— start —

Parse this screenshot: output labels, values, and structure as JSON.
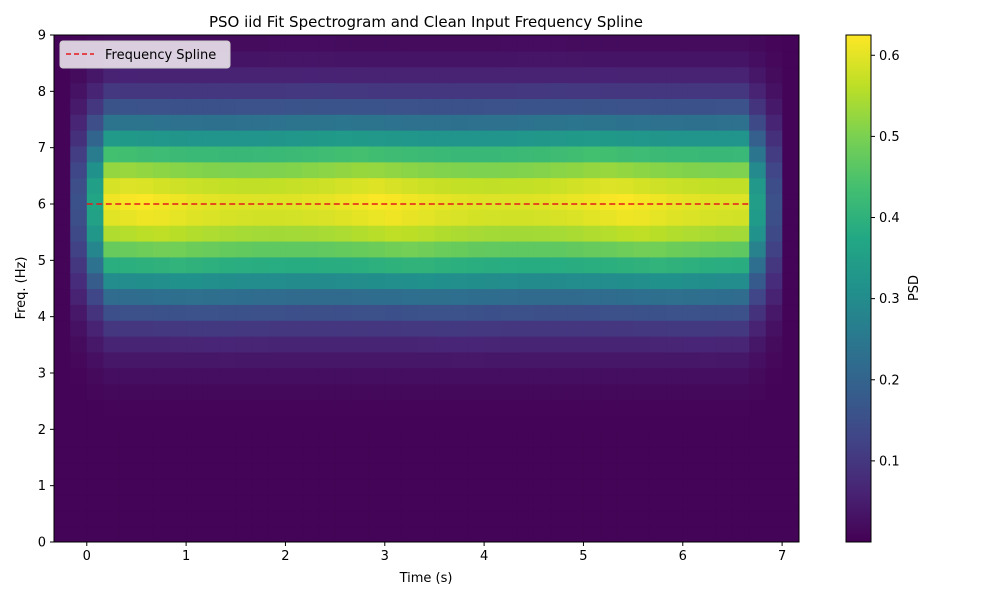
{
  "chart_data": {
    "type": "heatmap",
    "title": "PSO iid Fit Spectrogram and Clean Input Frequency Spline",
    "xlabel": "Time (s)",
    "ylabel": "Freq. (Hz)",
    "colorbar_label": "PSD",
    "colormap": "viridis",
    "xlim": [
      -0.33,
      7.17
    ],
    "ylim": [
      0,
      9
    ],
    "color_range": [
      0.0,
      0.625
    ],
    "x_ticks": [
      "0",
      "1",
      "2",
      "3",
      "4",
      "5",
      "6",
      "7"
    ],
    "y_ticks": [
      "0",
      "1",
      "2",
      "3",
      "4",
      "5",
      "6",
      "7",
      "8",
      "9"
    ],
    "colorbar_ticks": [
      "0.1",
      "0.2",
      "0.3",
      "0.4",
      "0.5",
      "0.6"
    ],
    "time_bin_width": 0.1667,
    "freq_bin_width": 0.28125,
    "time_bin_start": -0.333,
    "time_bins": 45,
    "freq_bins": 32,
    "signal": {
      "center_freq": 6.0,
      "peak_psd": 0.62,
      "active_time_range": [
        0.0,
        6.83
      ]
    },
    "series": [
      {
        "name": "Frequency Spline",
        "type": "line",
        "style": "dashed",
        "color": "#e41a1c",
        "x": [
          0,
          6.67
        ],
        "y": [
          6.0,
          6.0
        ]
      }
    ],
    "legend": {
      "placement": "top-left",
      "entries": [
        "Frequency Spline"
      ]
    },
    "grid": false
  }
}
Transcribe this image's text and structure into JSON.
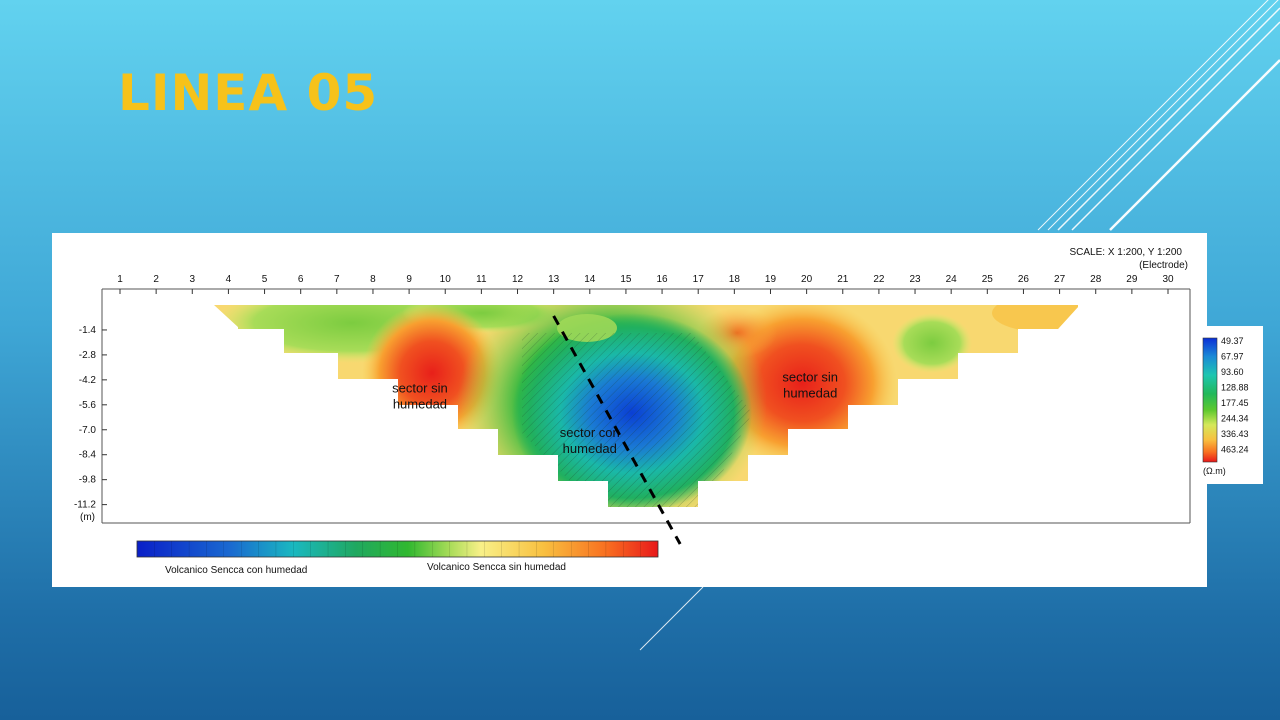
{
  "slide": {
    "title": "LINEA 05"
  },
  "chart_data": {
    "type": "heatmap",
    "title": "",
    "scale_label": "SCALE: X 1:200, Y 1:200",
    "x_unit_label": "(Electrode)",
    "y_unit_label": "(m)",
    "x_ticks": [
      1,
      2,
      3,
      4,
      5,
      6,
      7,
      8,
      9,
      10,
      11,
      12,
      13,
      14,
      15,
      16,
      17,
      18,
      19,
      20,
      21,
      22,
      23,
      24,
      25,
      26,
      27,
      28,
      29,
      30
    ],
    "y_ticks": [
      -1.4,
      -2.8,
      -4.2,
      -5.6,
      -7.0,
      -8.4,
      -9.8,
      -11.2
    ],
    "xlim": [
      1,
      30
    ],
    "ylim": [
      -12.4,
      0
    ],
    "legend": {
      "values": [
        "49.37",
        "67.97",
        "93.60",
        "128.88",
        "177.45",
        "244.34",
        "336.43",
        "463.24"
      ],
      "unit": "(Ω.m)",
      "colors": [
        "#0a2fd6",
        "#1a8ad6",
        "#1ec6b0",
        "#22b85a",
        "#5cc82e",
        "#d4e85a",
        "#f7e070",
        "#f8a020",
        "#e8261a"
      ]
    },
    "colorbar": {
      "left_label": "Volcanico Sencca con humedad",
      "right_label": "Volcanico Sencca sin humedad"
    },
    "annotations": [
      {
        "text_lines": [
          "sector sin",
          "humedad"
        ],
        "x": 9.3,
        "y": -4.9
      },
      {
        "text_lines": [
          "sector sin",
          "humedad"
        ],
        "x": 20.1,
        "y": -4.3
      },
      {
        "text_lines": [
          "sector con",
          "humedad"
        ],
        "x": 14.0,
        "y": -7.4
      }
    ],
    "fault_line": {
      "x": [
        13.0,
        16.5
      ],
      "y": [
        -1.4,
        -12.4
      ]
    }
  }
}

— end —

TASK INSTRUCTIONS:
List every line above containing the word "values".

RESPONSE TO THIS EXERCISE:
Parse this screenshot: output labels, values, and structure as JSON.
      "values": [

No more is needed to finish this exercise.